Figure content listings:
▼
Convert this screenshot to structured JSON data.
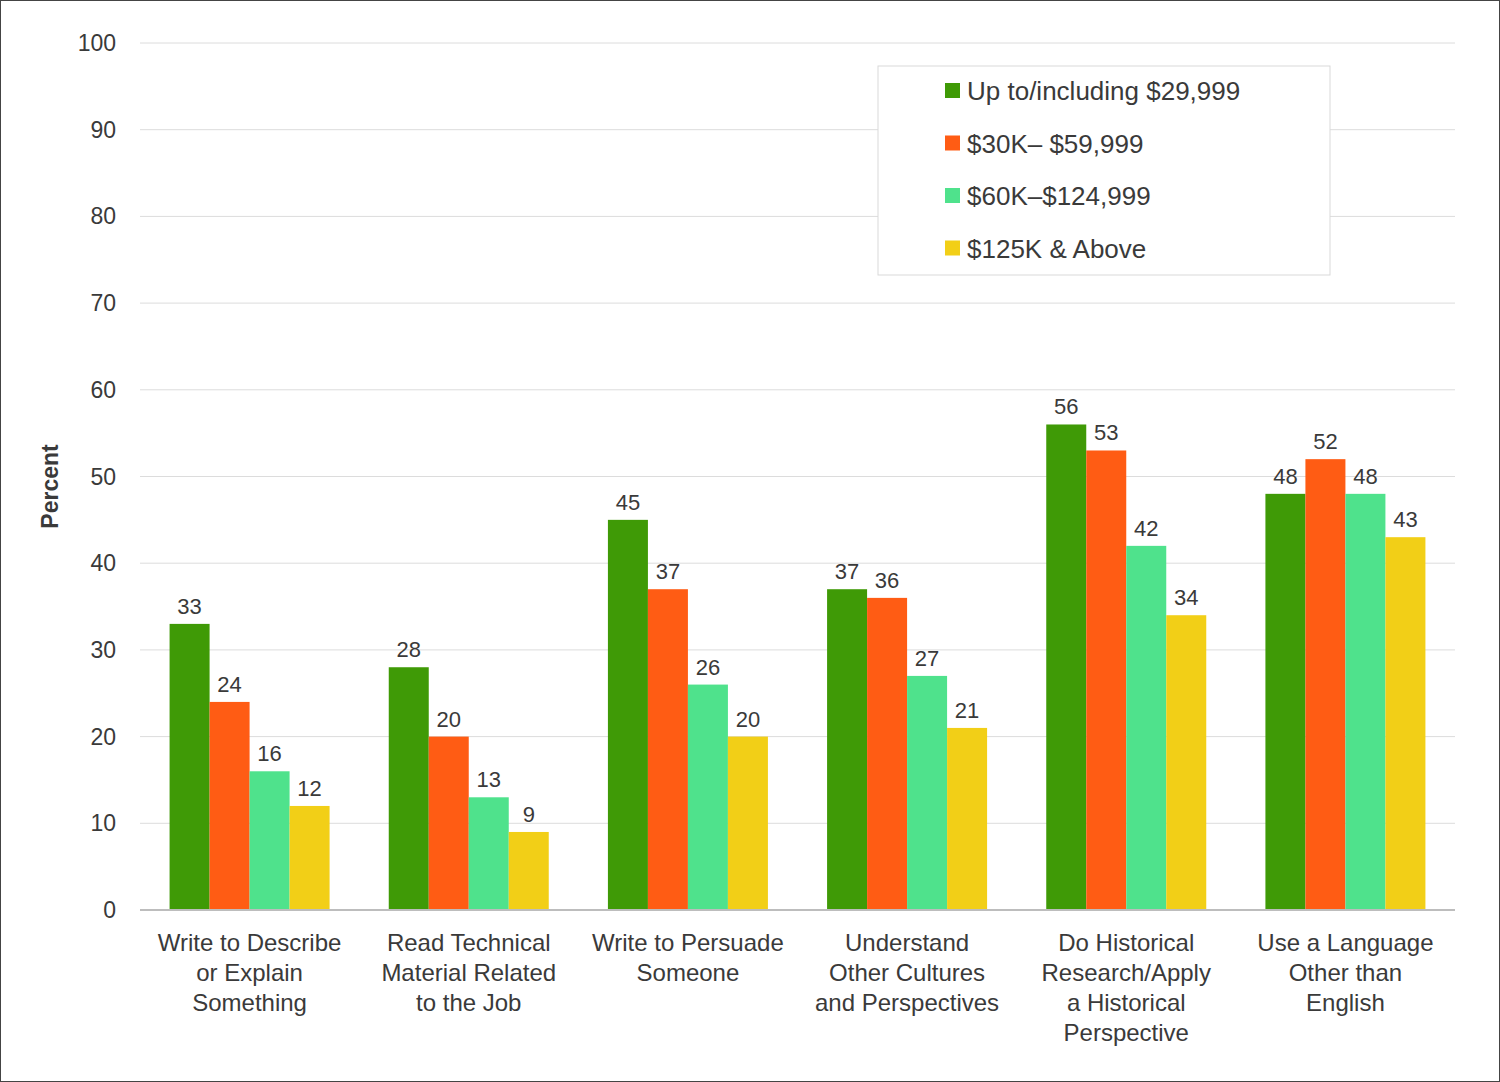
{
  "chart_data": {
    "type": "bar",
    "ylabel": "Percent",
    "categories": [
      "Write to Describe\nor Explain\nSomething",
      "Read Technical\nMaterial Related\nto the Job",
      "Write to Persuade\nSomeone",
      "Understand\nOther Cultures\nand Perspectives",
      "Do Historical\nResearch/Apply\na Historical\nPerspective",
      "Use a Language\nOther than\nEnglish"
    ],
    "series": [
      {
        "name": "Up to/including $29,999",
        "color": "#3f9a06",
        "values": [
          33,
          28,
          45,
          37,
          56,
          48
        ]
      },
      {
        "name": "$30K– $59,999",
        "color": "#ff5c14",
        "values": [
          24,
          20,
          37,
          36,
          53,
          52
        ]
      },
      {
        "name": "$60K–$124,999",
        "color": "#4fe28c",
        "values": [
          16,
          13,
          26,
          27,
          42,
          48
        ]
      },
      {
        "name": "$125K & Above",
        "color": "#f2cf17",
        "values": [
          12,
          9,
          20,
          21,
          34,
          43
        ]
      }
    ],
    "ylim": [
      0,
      100
    ],
    "yticks": [
      0,
      10,
      20,
      30,
      40,
      50,
      60,
      70,
      80,
      90,
      100
    ],
    "grid": true,
    "legend": "top-right",
    "data_labels": true
  }
}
▲
*Directions:*
Return every line above in which the string "nOther" occurs.

*Exercise solution:*
      "Understand\nOther Cultures\nand Perspectives",
      "Use a Language\nOther than\nEnglish"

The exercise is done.